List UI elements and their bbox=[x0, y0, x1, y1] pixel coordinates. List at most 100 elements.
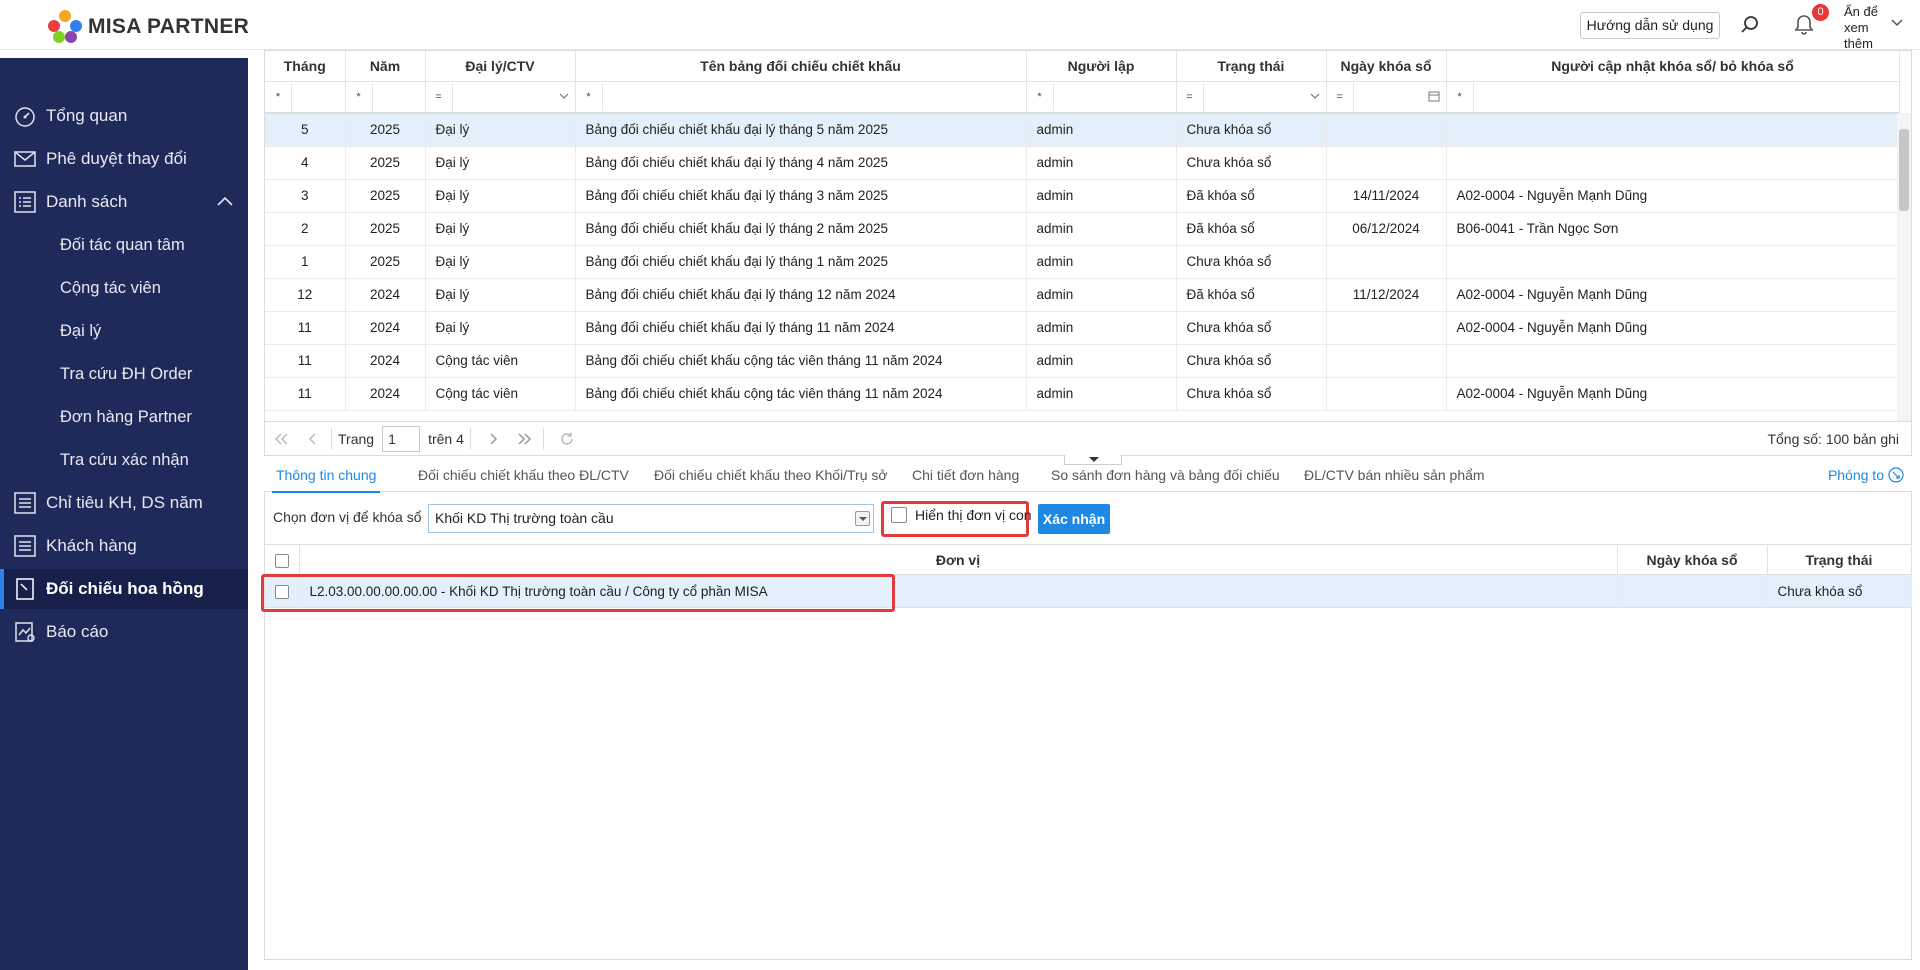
column-header-unit-lock-date[interactable]: Ngày khóa sổ bbox=[1617, 544, 1768, 575]
filter-operator[interactable]: = bbox=[1327, 91, 1353, 103]
sidebar-item-order-lookup[interactable]: Tra cứu ĐH Order bbox=[0, 354, 248, 394]
filter-month-input[interactable] bbox=[291, 82, 345, 111]
filter-status-select[interactable] bbox=[1202, 82, 1326, 111]
table-row[interactable]: 3 2025 Đại lý Bảng đối chiếu chiết khấu đại… bbox=[265, 179, 1900, 213]
last-page-icon[interactable] bbox=[511, 426, 537, 452]
next-page-icon[interactable] bbox=[481, 426, 507, 452]
zoom-in-link[interactable]: Phóng to bbox=[1828, 467, 1904, 483]
lock-updater-cell: A02-0004 - Nguyễn Mạnh Dũng bbox=[1446, 311, 1900, 345]
filter-operator[interactable]: * bbox=[576, 91, 602, 103]
sidebar-item-approvals[interactable]: Phê duyệt thay đổi bbox=[0, 139, 248, 179]
table-name-cell: Bảng đối chiếu chiết khấu cộng tác viên … bbox=[575, 344, 1027, 378]
dropdown-arrow-icon[interactable] bbox=[855, 511, 870, 526]
tab-reconcile-by-agent[interactable]: Đối chiếu chiết khấu theo ĐL/CTV bbox=[418, 467, 629, 483]
filter-operator[interactable]: * bbox=[346, 91, 372, 103]
tab-reconcile-by-division[interactable]: Đối chiếu chiết khấu theo Khối/Trụ sở bbox=[654, 467, 888, 483]
table-row[interactable]: 5 2025 Đại lý Bảng đối chiếu chiết khấu đại… bbox=[265, 113, 1900, 147]
prev-page-icon[interactable] bbox=[299, 426, 325, 452]
sidebar-item-commission-reconciliation[interactable]: Đối chiếu hoa hồng bbox=[0, 569, 248, 609]
lock-updater-cell bbox=[1446, 113, 1900, 147]
calendar-icon[interactable] bbox=[1428, 90, 1440, 102]
table-row[interactable]: 12 2024 Đại lý Bảng đối chiếu chiết khấu đạ… bbox=[265, 278, 1900, 312]
sidebar-item-label: Tra cứu xác nhận bbox=[60, 450, 189, 469]
column-header-month[interactable]: Tháng bbox=[265, 51, 346, 82]
brand-logo[interactable]: MISA PARTNER bbox=[48, 10, 249, 44]
chevron-down-icon[interactable] bbox=[1890, 16, 1904, 30]
table-name-cell: Bảng đối chiếu chiết khấu đại lý tháng 5… bbox=[575, 113, 1027, 147]
column-header-lock-updater[interactable]: Người cập nhật khóa sổ/ bỏ khóa sổ bbox=[1446, 51, 1900, 82]
vertical-scrollbar[interactable] bbox=[1897, 113, 1911, 421]
column-header-creator[interactable]: Người lập bbox=[1026, 51, 1177, 82]
filter-lock-updater-input[interactable] bbox=[1472, 82, 1899, 111]
table-row[interactable]: 2 2025 Đại lý Bảng đối chiếu chiết khấu đại… bbox=[265, 212, 1900, 246]
tab-order-details[interactable]: Chi tiết đơn hàng bbox=[912, 467, 1019, 483]
table-row[interactable]: 1 2025 Đại lý Bảng đối chiếu chiết khấu đại… bbox=[265, 245, 1900, 279]
help-button[interactable]: Hướng dẫn sử dụng bbox=[1580, 12, 1720, 39]
column-header-year[interactable]: Năm bbox=[345, 51, 426, 82]
report-icon bbox=[12, 619, 38, 645]
scrollbar-thumb[interactable] bbox=[1899, 129, 1909, 211]
sidebar-item-label: Báo cáo bbox=[46, 622, 109, 641]
sidebar-item-reports[interactable]: Báo cáo bbox=[0, 612, 248, 652]
tab-general-info[interactable]: Thông tin chung bbox=[271, 467, 381, 493]
tab-multi-product-agents[interactable]: ĐL/CTV bán nhiều sản phẩm bbox=[1304, 467, 1485, 483]
table-row[interactable]: 11 2024 Cộng tác viên Bảng đối chiếu chiết … bbox=[265, 377, 1900, 411]
sidebar-item-partner-orders[interactable]: Đơn hàng Partner bbox=[0, 397, 248, 437]
filter-table-name-input[interactable] bbox=[601, 82, 1026, 111]
refresh-icon[interactable] bbox=[554, 426, 580, 452]
show-child-units-checkbox[interactable]: Hiển thị đơn vị con bbox=[891, 507, 1032, 523]
year-cell: 2024 bbox=[345, 278, 426, 312]
column-header-status[interactable]: Trạng thái bbox=[1176, 51, 1327, 82]
first-page-icon[interactable] bbox=[269, 426, 295, 452]
sidebar-item-agents[interactable]: Đại lý bbox=[0, 311, 248, 351]
sidebar-item-overview[interactable]: Tổng quan bbox=[0, 96, 248, 136]
filter-agent-type-select[interactable] bbox=[451, 82, 575, 111]
creator-cell: admin bbox=[1026, 245, 1177, 279]
highlight-box bbox=[261, 574, 895, 612]
search-icon[interactable] bbox=[1738, 13, 1762, 37]
month-cell: 5 bbox=[265, 113, 346, 147]
filter-operator[interactable]: = bbox=[1177, 91, 1203, 103]
table-row[interactable]: 4 2025 Đại lý Bảng đối chiếu chiết khấu đại… bbox=[265, 146, 1900, 180]
confirm-button[interactable]: Xác nhận bbox=[1038, 504, 1110, 534]
filter-creator-input[interactable] bbox=[1052, 82, 1176, 111]
agent-type-cell: Đại lý bbox=[425, 245, 576, 279]
sidebar-item-targets[interactable]: Chỉ tiêu KH, DS năm bbox=[0, 483, 248, 523]
sidebar-item-customers[interactable]: Khách hàng bbox=[0, 526, 248, 566]
user-menu-toggle[interactable]: Ẩn để xem thêm bbox=[1844, 4, 1884, 50]
creator-cell: admin bbox=[1026, 377, 1177, 411]
sidebar-item-confirmation-lookup[interactable]: Tra cứu xác nhận bbox=[0, 440, 248, 480]
chevron-up-icon[interactable] bbox=[216, 194, 234, 208]
table-row[interactable]: 11 2024 Đại lý Bảng đối chiếu chiết khấu đạ… bbox=[265, 311, 1900, 345]
page-number-input[interactable]: 1 bbox=[382, 425, 421, 452]
chevron-down-icon bbox=[1310, 93, 1319, 99]
tab-order-comparison[interactable]: So sánh đơn hàng và bảng đối chiếu bbox=[1051, 467, 1280, 483]
filter-lock-date-input[interactable] bbox=[1352, 82, 1446, 111]
filter-operator[interactable]: = bbox=[426, 91, 452, 103]
filter-operator[interactable]: * bbox=[265, 91, 291, 103]
lock-date-cell: 14/11/2024 bbox=[1326, 179, 1447, 213]
checkbox-icon[interactable] bbox=[274, 553, 289, 568]
unit-select[interactable]: Khối KD Thị trường toàn cầu bbox=[428, 504, 874, 533]
filter-operator[interactable]: * bbox=[1027, 91, 1053, 103]
column-header-table-name[interactable]: Tên bảng đối chiếu chiết khấu bbox=[575, 51, 1027, 82]
status-cell: Chưa khóa sổ bbox=[1176, 344, 1327, 378]
checkbox-icon[interactable] bbox=[891, 507, 907, 523]
column-header-unit-status[interactable]: Trạng thái bbox=[1767, 544, 1912, 575]
status-cell: Đã khóa sổ bbox=[1176, 212, 1327, 246]
select-all-checkbox[interactable] bbox=[265, 544, 300, 575]
status-cell: Chưa khóa sổ bbox=[1176, 311, 1327, 345]
lock-date-cell bbox=[1326, 245, 1447, 279]
column-header-unit[interactable]: Đơn vị bbox=[299, 544, 1618, 575]
general-info-panel: Chọn đơn vị để khóa sổ Khối KD Thị trườn… bbox=[261, 492, 1912, 960]
filter-year-input[interactable] bbox=[371, 82, 425, 111]
filter-operator[interactable]: * bbox=[1447, 91, 1473, 103]
column-header-lock-date[interactable]: Ngày khóa sổ bbox=[1326, 51, 1447, 82]
status-cell: Đã khóa sổ bbox=[1176, 278, 1327, 312]
sidebar-item-lists[interactable]: Danh sách bbox=[0, 182, 248, 222]
sidebar-item-interested-partners[interactable]: Đối tác quan tâm bbox=[0, 225, 248, 265]
column-header-agent-type[interactable]: Đại lý/CTV bbox=[425, 51, 576, 82]
sidebar-item-collaborators[interactable]: Cộng tác viên bbox=[0, 268, 248, 308]
table-name-cell: Bảng đối chiếu chiết khấu đại lý tháng 2… bbox=[575, 212, 1027, 246]
table-row[interactable]: 11 2024 Cộng tác viên Bảng đối chiếu chiết … bbox=[265, 344, 1900, 378]
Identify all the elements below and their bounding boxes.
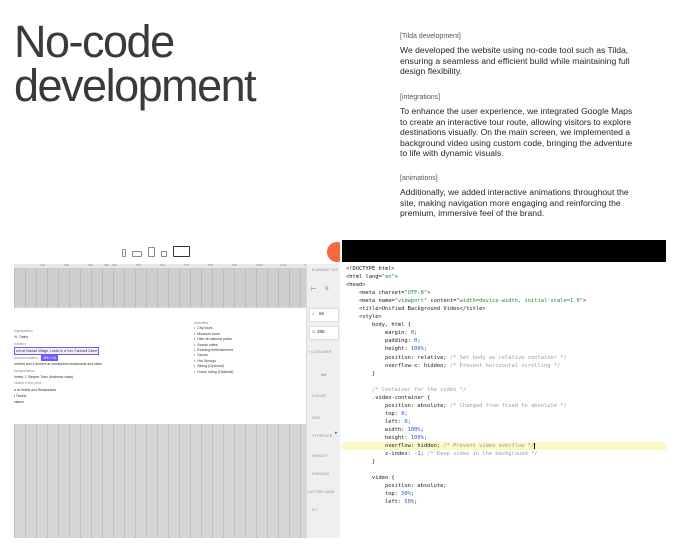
code-line: top: 0; (346, 410, 408, 417)
fit-label: FIT (312, 508, 318, 512)
w-label: W (312, 330, 316, 334)
align-left-icon[interactable]: ⊢ (311, 286, 316, 293)
ruler-tick: 100 (40, 264, 46, 267)
code-line: <html lang="en"> (346, 274, 398, 281)
ruler-tick: 500 (136, 264, 142, 267)
spacing-label: SPACING (312, 472, 330, 476)
ruler-tick: 1000 (256, 264, 263, 267)
code-line: position: relative; /* Set body as relat… (346, 354, 567, 361)
ruler-active-position: 440 (104, 264, 110, 267)
typeface-label: TYPEFACE (312, 434, 333, 438)
ruler-tick: 400 (112, 264, 118, 267)
code-line: .video-container { (346, 394, 431, 401)
section-tag: [integrations] (400, 94, 441, 101)
section-body: To enhance the user experience, we integ… (400, 106, 633, 159)
chevron-down-icon[interactable]: ▸ (335, 430, 338, 436)
code-line: overflow-x: hidden; /* Prevent horizonta… (346, 362, 561, 369)
activities-list: Activities City toursMuseum toursHike at… (194, 321, 274, 375)
code-line: } (346, 459, 376, 466)
editor-title-bar (342, 240, 666, 262)
code-line: video { (346, 475, 395, 482)
size-label: SIZE (312, 416, 321, 420)
tour-detail-line: ech at Nomad Village, Lunch in a Yurt, F… (14, 346, 124, 356)
desktop-icon[interactable] (173, 246, 190, 257)
builder-canvas: 1002003004005006007008009001000110012004… (14, 264, 306, 538)
section-integrations: [integrations] To enhance the user exper… (400, 94, 640, 159)
panel-header: ELEMENT SIZ (312, 268, 338, 272)
ruler-tick: 1100 (280, 264, 287, 267)
x-label: X (312, 312, 315, 316)
code-line: z-index: -1; /* Keep video in the backgr… (346, 451, 538, 458)
code-line: overflow: hidden; /* Prevent video overf… (342, 442, 666, 451)
align-value[interactable]: left (321, 372, 326, 377)
phone-landscape-icon[interactable] (132, 251, 142, 257)
ruler-tick: 600 (160, 264, 166, 267)
section-tilda: [Tilda development] We developed the web… (400, 33, 640, 77)
code-line: height: 100%; (346, 434, 428, 441)
section-tag: [Tilda development] (400, 33, 461, 40)
code-line: <meta charset="UTF-8"> (346, 290, 431, 297)
code-line: width: 100%; (346, 426, 424, 433)
code-editor-screenshot: <!DOCTYPE html> <html lang="en"> <head> <m… (342, 240, 666, 538)
code-line: body, html { (346, 322, 411, 329)
code-line: left: 0; (346, 418, 411, 425)
w-value: 386 (317, 329, 325, 334)
color-label: COLOR (312, 394, 326, 398)
code-line: left: 50%; (346, 499, 418, 506)
ruler-tick: 300 (88, 264, 94, 267)
section-tag: [animations] (400, 175, 438, 182)
activity-item: Horse riding (Optional) (194, 370, 274, 375)
code-block: <!DOCTYPE html> <html lang="en"> <head> <m… (342, 265, 666, 506)
code-line: position: absolute; /* Changed from fixe… (346, 402, 567, 409)
letter-case-label: LETTER CASE (308, 490, 335, 494)
ruler-tick: 800 (208, 264, 214, 267)
add-container-link[interactable]: + CONTAINER (308, 350, 331, 354)
code-line: <meta name="viewport" content="width=dev… (346, 298, 587, 305)
section-body: We developed the website using no-code t… (400, 45, 630, 77)
code-line: <!DOCTYPE html> (346, 266, 395, 272)
code-line: top: 50%; (346, 491, 415, 498)
page-title: No-code development (14, 16, 257, 111)
ruler-tick: 200 (64, 264, 70, 267)
publish-button-icon[interactable] (327, 242, 340, 262)
code-line: <title>Unified Background Video</title> (346, 306, 486, 313)
tablet-landscape-icon[interactable] (161, 251, 167, 257)
element-settings-panel: ELEMENT SIZ ⊢ ≡ X 66 W 386 + CONTAINER l… (306, 264, 340, 538)
code-line: padding: 0; (346, 338, 421, 345)
weight-label: WEIGHT (312, 454, 328, 458)
tour-detail-line: ctance (14, 400, 24, 405)
section-animations: [animations] Additionally, we added inte… (400, 175, 640, 219)
x-value: 66 (319, 311, 325, 316)
device-switcher (122, 246, 190, 257)
ruler-tick: 900 (232, 264, 238, 267)
code-line: <head> (346, 282, 366, 289)
phone-icon[interactable] (122, 249, 126, 257)
ruler-tick: 700 (184, 264, 190, 267)
tablet-icon[interactable] (148, 247, 155, 257)
builder-toolbar (14, 240, 340, 264)
tour-details-text: organization%, Trains nutrition ech at Nom… (14, 328, 124, 406)
section-body: Additionally, we added interactive anima… (400, 187, 629, 219)
code-line: } (346, 370, 376, 377)
code-line: /* Container for the video */ (371, 386, 467, 393)
tilda-builder-screenshot: 1002003004005006007008009001000110012004… (14, 240, 340, 538)
code-line: height: 100%; (346, 346, 428, 353)
align-center-icon[interactable]: ≡ (325, 286, 329, 292)
code-line: <style> (346, 314, 382, 321)
code-line: position: absolute; (346, 483, 447, 490)
ruler: 1002003004005006007008009001000110012004… (14, 264, 306, 269)
code-line: margin: 0; (346, 330, 418, 337)
selected-content-block[interactable]: organization%, Trains nutrition ech at Nom… (14, 308, 306, 424)
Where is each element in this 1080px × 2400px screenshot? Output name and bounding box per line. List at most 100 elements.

- [SET EXERCISE]: Could you rename "filter-operator" to "filter-comparator" in the entries starting at "column-header-unit-lock-date[interactable]: Ngày khóa" and ending at "sidebar-item-order-lookup[interactable]: Tra cứu", leaving everything else unchanged, and return only those lines?

- [THE OUTPUT]:
column-header-unit-lock-date[interactable]: Ngày khóa sổ bbox=[1617, 544, 1768, 575]
filter-comparator[interactable]: = bbox=[1327, 91, 1353, 103]
sidebar-item-order-lookup[interactable]: Tra cứu ĐH Order bbox=[0, 354, 248, 394]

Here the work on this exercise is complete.